▸ **Exercise details**
In the rows below, swap every "material-item" for "polymer-material-item" and reproduce them with no other changes. Omit the pictures.

########################################

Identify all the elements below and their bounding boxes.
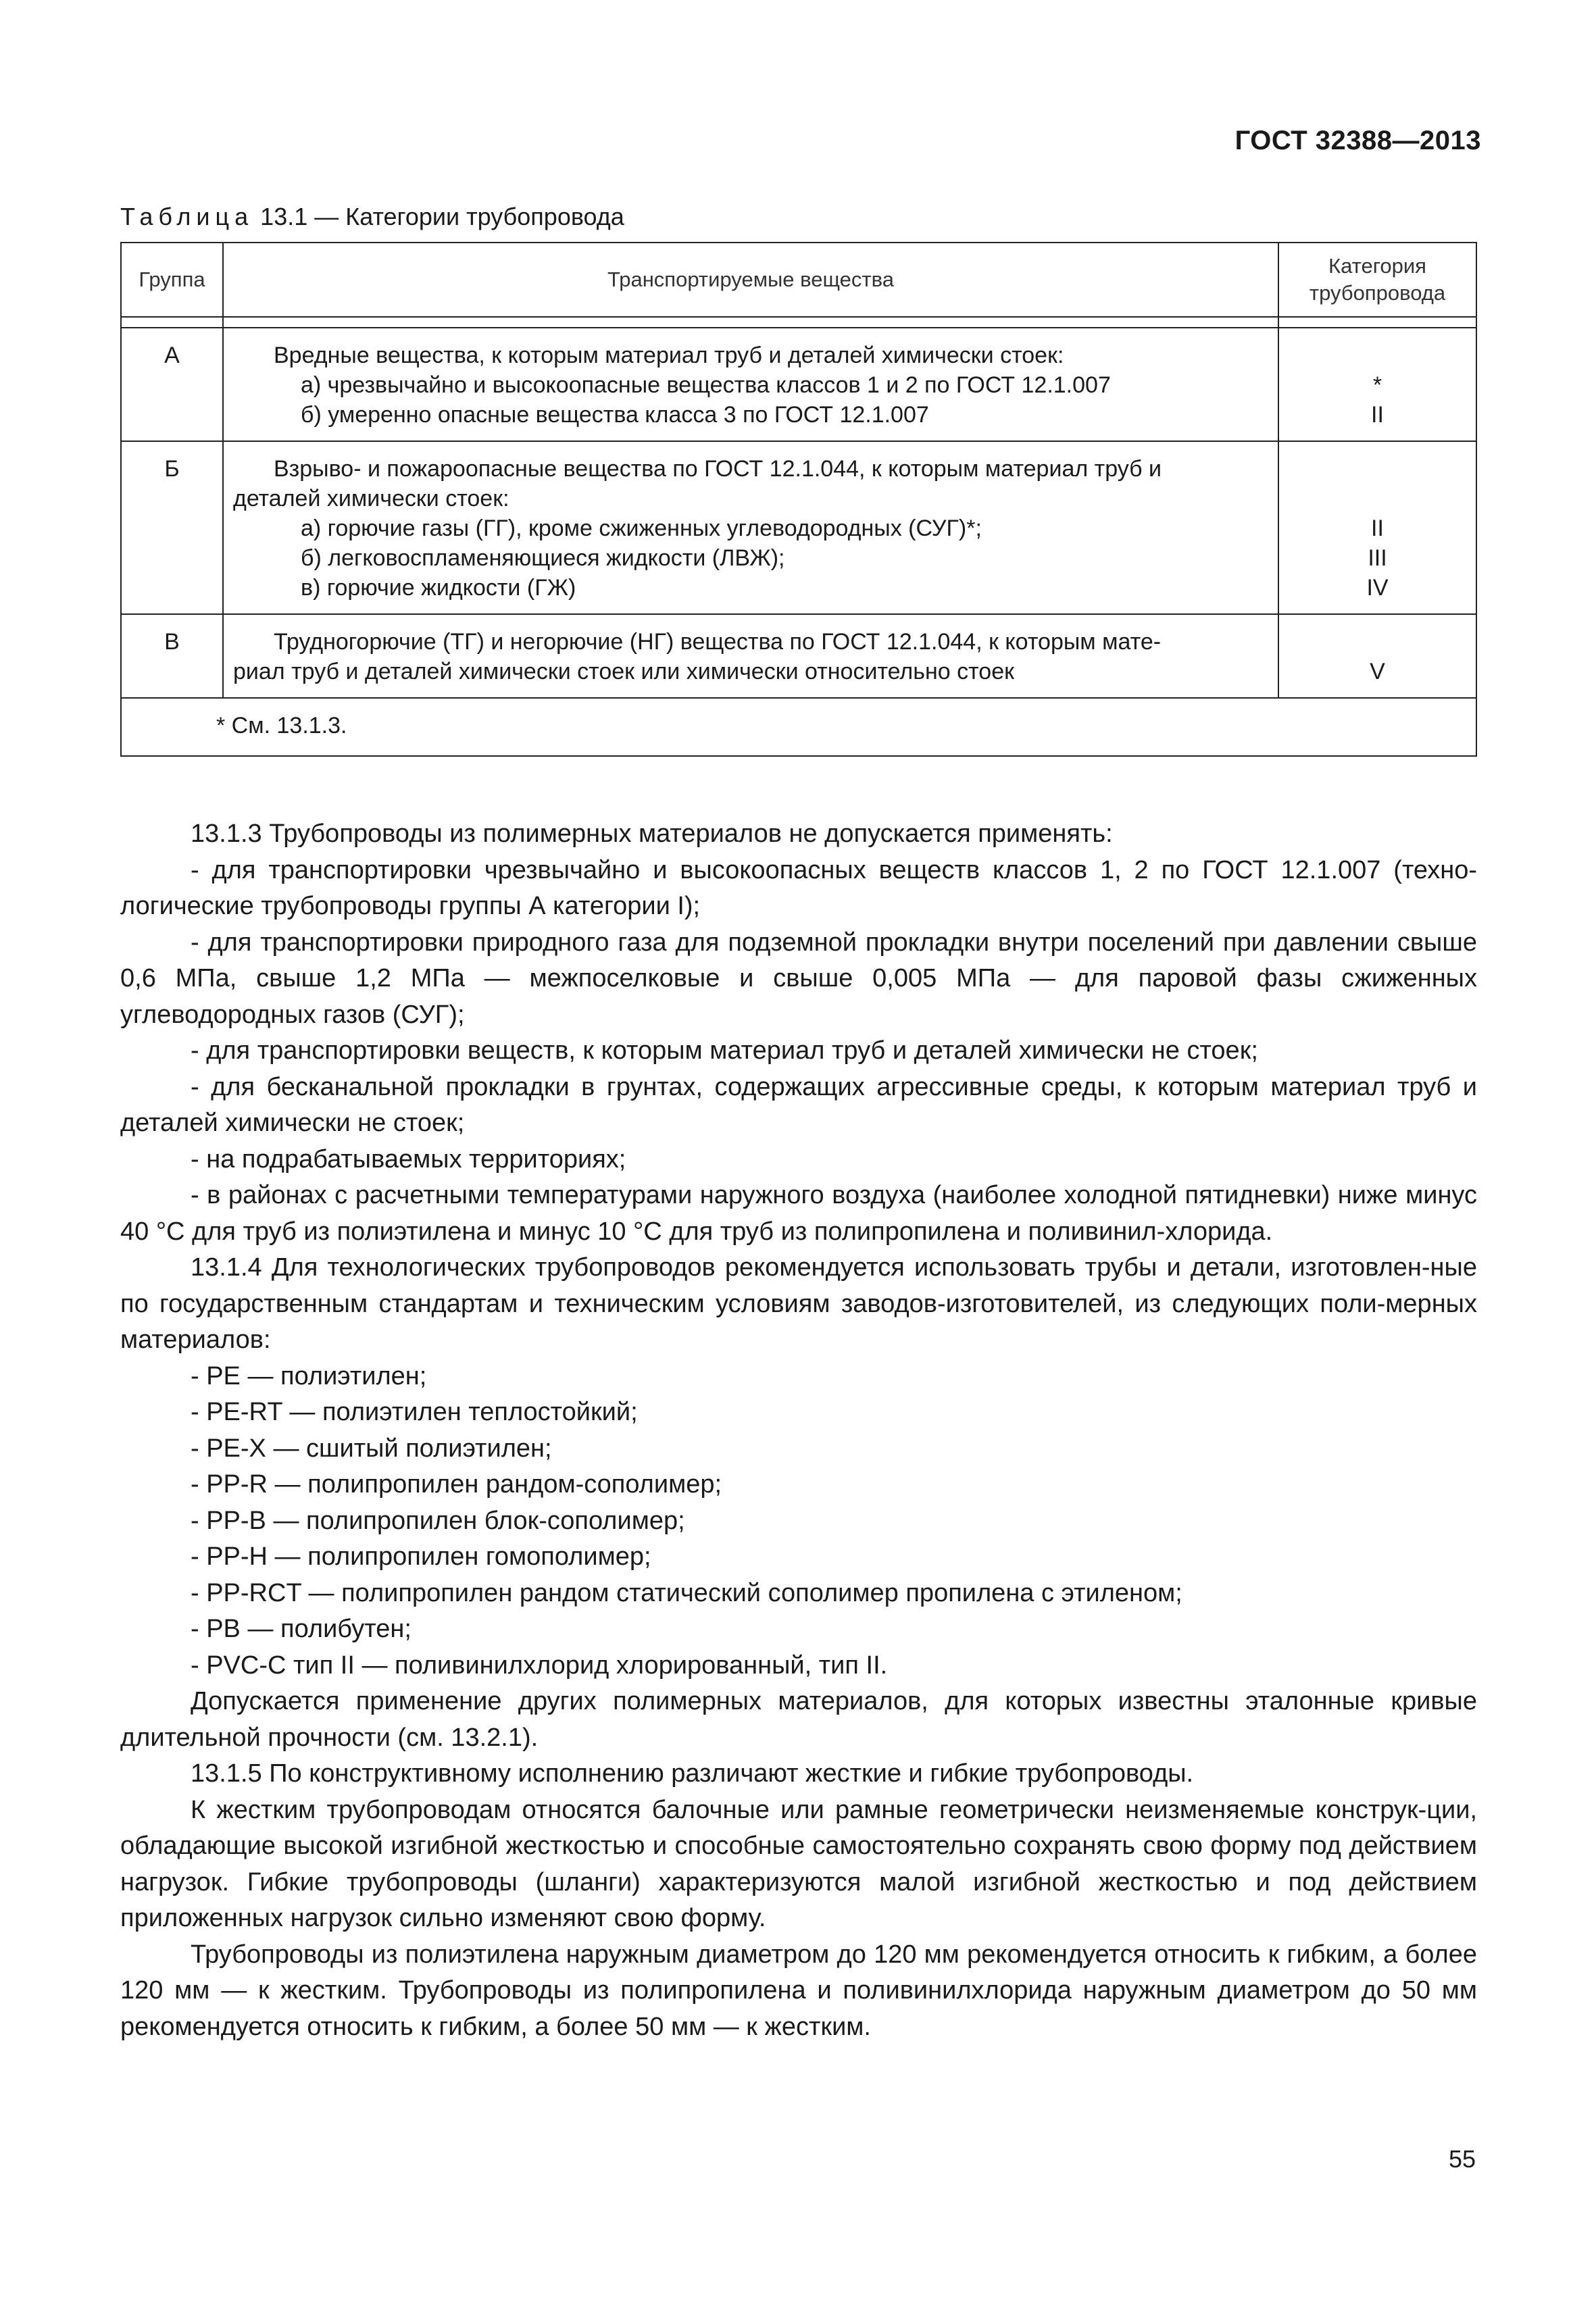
substance-item: в) горючие жидкости (ГЖ) bbox=[301, 575, 576, 601]
paragraph-other-materials: Допускается применение других полимерных материалов, для которых известны эталонные кривые длительной прочности (см. 13.2.1). bbox=[120, 1687, 1477, 1752]
table-row-group-a bbox=[121, 328, 1476, 441]
substance-item: б) легковоспламеняющиеся жидкости (ЛВЖ); bbox=[301, 545, 785, 571]
material-item: - РЕ — полиэтилен; bbox=[191, 1361, 427, 1390]
material-item: - PP-R — полипропилен рандом-сополимер; bbox=[191, 1470, 722, 1499]
table-footnote: * См. 13.1.3. bbox=[121, 698, 1476, 756]
substance-cell bbox=[223, 328, 1278, 441]
header-category-line2: трубопровода bbox=[1309, 281, 1446, 305]
material-item: - РВ — полибутен; bbox=[191, 1615, 412, 1643]
table-caption-word: Таблица bbox=[120, 203, 254, 230]
table-header-row bbox=[121, 243, 1476, 317]
header-group: Группа bbox=[121, 243, 223, 317]
substance-lead-continued: риал труб и деталей химически стоек или химически относительно стоек bbox=[233, 659, 1014, 684]
material-item: - PE-RT — полиэтилен теплостойкий; bbox=[191, 1398, 638, 1426]
table-caption-title: 13.1 — Категории трубопровода bbox=[260, 203, 624, 230]
header-category-line1: Категория bbox=[1328, 254, 1426, 278]
substance-cell bbox=[223, 614, 1278, 698]
restriction-item: - для транспортировки природного газа для подземной прокладки внутри поселений при давлении свыше 0,6 МПа, свыше 1,2 МПа — межпоселковые и свыше 0,005 МПа — для паровой фазы сжиженных углеводородных газов (СУГ); bbox=[120, 928, 1477, 1029]
table-footnote-row bbox=[121, 698, 1476, 756]
restriction-item: - на подрабатываемых территориях; bbox=[191, 1145, 626, 1174]
paragraph-diameter-guidance: Трубопроводы из полиэтилена наружным диаметром до 120 мм рекомендуется относить к гибким, а более 120 мм — к жестким. Трубопроводы из полипропилена и поливинилхлорида наружным диаметром до 50 мм рекомендуется относить к гибким, а более 50 мм — к жестким. bbox=[120, 1940, 1477, 2041]
substance-item: б) умеренно опасные вещества класса 3 по ГОСТ 12.1.007 bbox=[301, 402, 929, 428]
substance-item: а) чрезвычайно и высокоопасные вещества классов 1 и 2 по ГОСТ 12.1.007 bbox=[301, 372, 1111, 398]
paragraph-13-1-3: 13.1.3 Трубопроводы из полимерных материалов не допускается применять: bbox=[191, 820, 1113, 848]
substance-lead: Взрыво- и пожароопасные вещества по ГОСТ 12.1.044, к которым материал труб и bbox=[274, 456, 1162, 482]
restriction-item: - для транспортировки чрезвычайно и высокоопасных веществ классов 1, 2 по ГОСТ 12.1.007 (техно-логические трубопроводы группы А категории I); bbox=[120, 855, 1477, 920]
pipeline-category-table bbox=[120, 242, 1477, 757]
paragraph-rigid-flexible: К жестким трубопроводам относятся балочные или рамные геометрически неизменяемые конструк-ции, обладающие высокой изгибной жесткостью и способные самостоятельно сохранять свою форму под действием нагрузок. Гибкие трубопроводы (шланги) характеризуются малой изгибной жесткостью и под действием приложенных нагрузок сильно изменяют свою форму. bbox=[120, 1795, 1477, 1932]
category-value: II bbox=[1371, 402, 1384, 428]
substance-cell bbox=[223, 441, 1278, 614]
group-cell: Б bbox=[121, 441, 223, 614]
restriction-item: - для бесканальной прокладки в грунтах, содержащих агрессивные среды, к которым материал труб и деталей химически не стоек; bbox=[120, 1072, 1477, 1137]
document-standard-code: ГОСТ 32388—2013 bbox=[1235, 126, 1481, 155]
category-value: IV bbox=[1366, 575, 1389, 601]
material-item: - РЕ-Х — сшитый полиэтилен; bbox=[191, 1434, 552, 1463]
material-item: - РР-В — полипропилен блок-сополимер; bbox=[191, 1506, 685, 1535]
substance-lead: Вредные вещества, к которым материал труб и деталей химически стоек: bbox=[274, 343, 1064, 368]
table-row-group-b bbox=[121, 441, 1476, 614]
substance-lead-continued: деталей химически стоек: bbox=[233, 486, 509, 511]
material-item: - РР-Н — полипропилен гомополимер; bbox=[191, 1542, 651, 1571]
restriction-item: - для транспортировки веществ, к которым материал труб и деталей химически не стоек; bbox=[191, 1036, 1258, 1065]
category-value: * bbox=[1372, 372, 1382, 398]
header-category bbox=[1278, 243, 1476, 317]
table-caption bbox=[120, 203, 624, 231]
header-substances: Транспортируемые вещества bbox=[223, 243, 1278, 317]
table-row-group-v bbox=[121, 614, 1476, 698]
page-number: 55 bbox=[1448, 2145, 1476, 2173]
material-item: - PVC-C тип II — поливинилхлорид хлорированный, тип II. bbox=[191, 1651, 888, 1680]
body-text bbox=[120, 816, 1477, 2045]
category-value: II bbox=[1371, 515, 1384, 541]
category-cell bbox=[1278, 614, 1476, 698]
category-cell bbox=[1278, 441, 1476, 614]
substance-lead: Трудногорючие (ТГ) и негорючие (НГ) вещества по ГОСТ 12.1.044, к которым мате- bbox=[274, 629, 1162, 655]
paragraph-13-1-5: 13.1.5 По конструктивному исполнению различают жесткие и гибкие трубопроводы. bbox=[191, 1759, 1194, 1788]
paragraph-13-1-4: 13.1.4 Для технологических трубопроводов рекомендуется использовать трубы и детали, изготовлен-ные по государственным стандартам и техническим условиям заводов-изготовителей, из следующих поли-мерных материалов: bbox=[120, 1253, 1477, 1354]
category-value: V bbox=[1370, 659, 1385, 684]
category-cell bbox=[1278, 328, 1476, 441]
group-cell: А bbox=[121, 328, 223, 441]
group-cell: В bbox=[121, 614, 223, 698]
substance-item: а) горючие газы (ГГ), кроме сжиженных углеводородных (СУГ)*; bbox=[301, 515, 982, 541]
material-item: - PP-RCT — полипропилен рандом статический сополимер пропилена с этиленом; bbox=[191, 1578, 1182, 1607]
restriction-item: - в районах с расчетными температурами наружного воздуха (наиболее холодной пятидневки) ниже минус 40 °С для труб из полиэтилена и минус 10 °С для труб из полипропилена и поливинил-хлорида. bbox=[120, 1181, 1477, 1246]
category-value: III bbox=[1368, 545, 1387, 571]
header-double-rule bbox=[121, 317, 1476, 328]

########################################

▸ **Correct response**
Identify all the elements below and their bounding boxes.
substance-item: в) горючие жидкости (ГЖ) bbox=[301, 575, 576, 601]
paragraph-other-materials: Допускается применение других полимерных материалов, для которых известны эталонные кривые длительной прочности (см. 13.2.1). bbox=[120, 1687, 1477, 1752]
table-row-group-a bbox=[121, 328, 1476, 441]
substance-item: б) легковоспламеняющиеся жидкости (ЛВЖ); bbox=[301, 545, 785, 571]
polymer-material-item: - РЕ — полиэтилен; bbox=[191, 1361, 427, 1390]
polymer-material-item: - PP-R — полипропилен рандом-сополимер; bbox=[191, 1470, 722, 1499]
table-footnote: * См. 13.1.3. bbox=[121, 698, 1476, 756]
substance-cell bbox=[223, 328, 1278, 441]
header-category-line2: трубопровода bbox=[1309, 281, 1446, 305]
polymer-material-item: - РВ — полибутен; bbox=[191, 1615, 412, 1643]
table-caption-word: Таблица bbox=[120, 203, 254, 230]
table-header-row bbox=[121, 243, 1476, 317]
header-group: Группа bbox=[121, 243, 223, 317]
substance-lead-continued: риал труб и деталей химически стоек или химически относительно стоек bbox=[233, 659, 1014, 684]
polymer-material-item: - PE-RT — полиэтилен теплостойкий; bbox=[191, 1398, 638, 1426]
table-caption-title: 13.1 — Категории трубопровода bbox=[260, 203, 624, 230]
header-category-line1: Категория bbox=[1328, 254, 1426, 278]
substance-cell bbox=[223, 614, 1278, 698]
restriction-item: - для транспортировки природного газа для подземной прокладки внутри поселений при давлении свыше 0,6 МПа, свыше 1,2 МПа — межпоселковые и свыше 0,005 МПа — для паровой фазы сжиженных углеводородных газов (СУГ); bbox=[120, 928, 1477, 1029]
table-footnote-row bbox=[121, 698, 1476, 756]
restriction-item: - на подрабатываемых территориях; bbox=[191, 1145, 626, 1174]
paragraph-diameter-guidance: Трубопроводы из полиэтилена наружным диаметром до 120 мм рекомендуется относить к гибким, а более 120 мм — к жестким. Трубопроводы из полипропилена и поливинилхлорида наружным диаметром до 50 мм рекомендуется относить к гибким, а более 50 мм — к жестким. bbox=[120, 1940, 1477, 2041]
substance-item: б) умеренно опасные вещества класса 3 по ГОСТ 12.1.007 bbox=[301, 402, 929, 428]
substance-item: а) чрезвычайно и высокоопасные вещества классов 1 и 2 по ГОСТ 12.1.007 bbox=[301, 372, 1111, 398]
paragraph-13-1-3: 13.1.3 Трубопроводы из полимерных материалов не допускается применять: bbox=[191, 820, 1113, 848]
substance-lead: Взрыво- и пожароопасные вещества по ГОСТ 12.1.044, к которым материал труб и bbox=[274, 456, 1162, 482]
restriction-item: - для транспортировки чрезвычайно и высокоопасных веществ классов 1, 2 по ГОСТ 12.1.007 (техно-логические трубопроводы группы А категории I); bbox=[120, 855, 1477, 920]
pipeline-category-table bbox=[120, 242, 1477, 757]
paragraph-rigid-flexible: К жестким трубопроводам относятся балочные или рамные геометрически неизменяемые конструк-ции, обладающие высокой изгибной жесткостью и способные самостоятельно сохранять свою форму под действием нагрузок. Гибкие трубопроводы (шланги) характеризуются малой изгибной жесткостью и под действием приложенных нагрузок сильно изменяют свою форму. bbox=[120, 1795, 1477, 1932]
category-value: II bbox=[1371, 402, 1384, 428]
substance-cell bbox=[223, 441, 1278, 614]
group-cell: Б bbox=[121, 441, 223, 614]
restriction-item: - для бесканальной прокладки в грунтах, содержащих агрессивные среды, к которым материал труб и деталей химически не стоек; bbox=[120, 1072, 1477, 1137]
document-standard-code: ГОСТ 32388—2013 bbox=[1235, 126, 1481, 155]
category-value: IV bbox=[1366, 575, 1389, 601]
polymer-material-item: - РЕ-Х — сшитый полиэтилен; bbox=[191, 1434, 552, 1463]
polymer-material-item: - РР-В — полипропилен блок-сополимер; bbox=[191, 1506, 685, 1535]
substance-lead: Вредные вещества, к которым материал труб и деталей химически стоек: bbox=[274, 343, 1064, 368]
table-row-group-b bbox=[121, 441, 1476, 614]
substance-lead-continued: деталей химически стоек: bbox=[233, 486, 509, 511]
polymer-material-item: - РР-Н — полипропилен гомополимер; bbox=[191, 1542, 651, 1571]
restriction-item: - для транспортировки веществ, к которым материал труб и деталей химически не стоек; bbox=[191, 1036, 1258, 1065]
category-value: * bbox=[1372, 372, 1382, 398]
header-category bbox=[1278, 243, 1476, 317]
table-caption bbox=[120, 203, 624, 231]
header-substances: Транспортируемые вещества bbox=[223, 243, 1278, 317]
table-row-group-v bbox=[121, 614, 1476, 698]
page-number: 55 bbox=[1448, 2145, 1476, 2173]
polymer-material-item: - PVC-C тип II — поливинилхлорид хлорированный, тип II. bbox=[191, 1651, 888, 1680]
body-text bbox=[120, 816, 1477, 2045]
category-value: II bbox=[1371, 515, 1384, 541]
category-cell bbox=[1278, 614, 1476, 698]
category-cell bbox=[1278, 441, 1476, 614]
substance-lead: Трудногорючие (ТГ) и негорючие (НГ) вещества по ГОСТ 12.1.044, к которым мате- bbox=[274, 629, 1162, 655]
paragraph-13-1-5: 13.1.5 По конструктивному исполнению различают жесткие и гибкие трубопроводы. bbox=[191, 1759, 1194, 1788]
paragraph-13-1-4: 13.1.4 Для технологических трубопроводов рекомендуется использовать трубы и детали, изготовлен-ные по государственным стандартам и техническим условиям заводов-изготовителей, из следующих поли-мерных материалов: bbox=[120, 1253, 1477, 1354]
category-value: V bbox=[1370, 659, 1385, 684]
category-cell bbox=[1278, 328, 1476, 441]
group-cell: А bbox=[121, 328, 223, 441]
group-cell: В bbox=[121, 614, 223, 698]
substance-item: а) горючие газы (ГГ), кроме сжиженных углеводородных (СУГ)*; bbox=[301, 515, 982, 541]
polymer-material-item: - PP-RCT — полипропилен рандом статический сополимер пропилена с этиленом; bbox=[191, 1578, 1182, 1607]
restriction-item: - в районах с расчетными температурами наружного воздуха (наиболее холодной пятидневки) ниже минус 40 °С для труб из полиэтилена и минус 10 °С для труб из полипропилена и поливинил-хлорида. bbox=[120, 1181, 1477, 1246]
category-value: III bbox=[1368, 545, 1387, 571]
header-double-rule bbox=[121, 317, 1476, 328]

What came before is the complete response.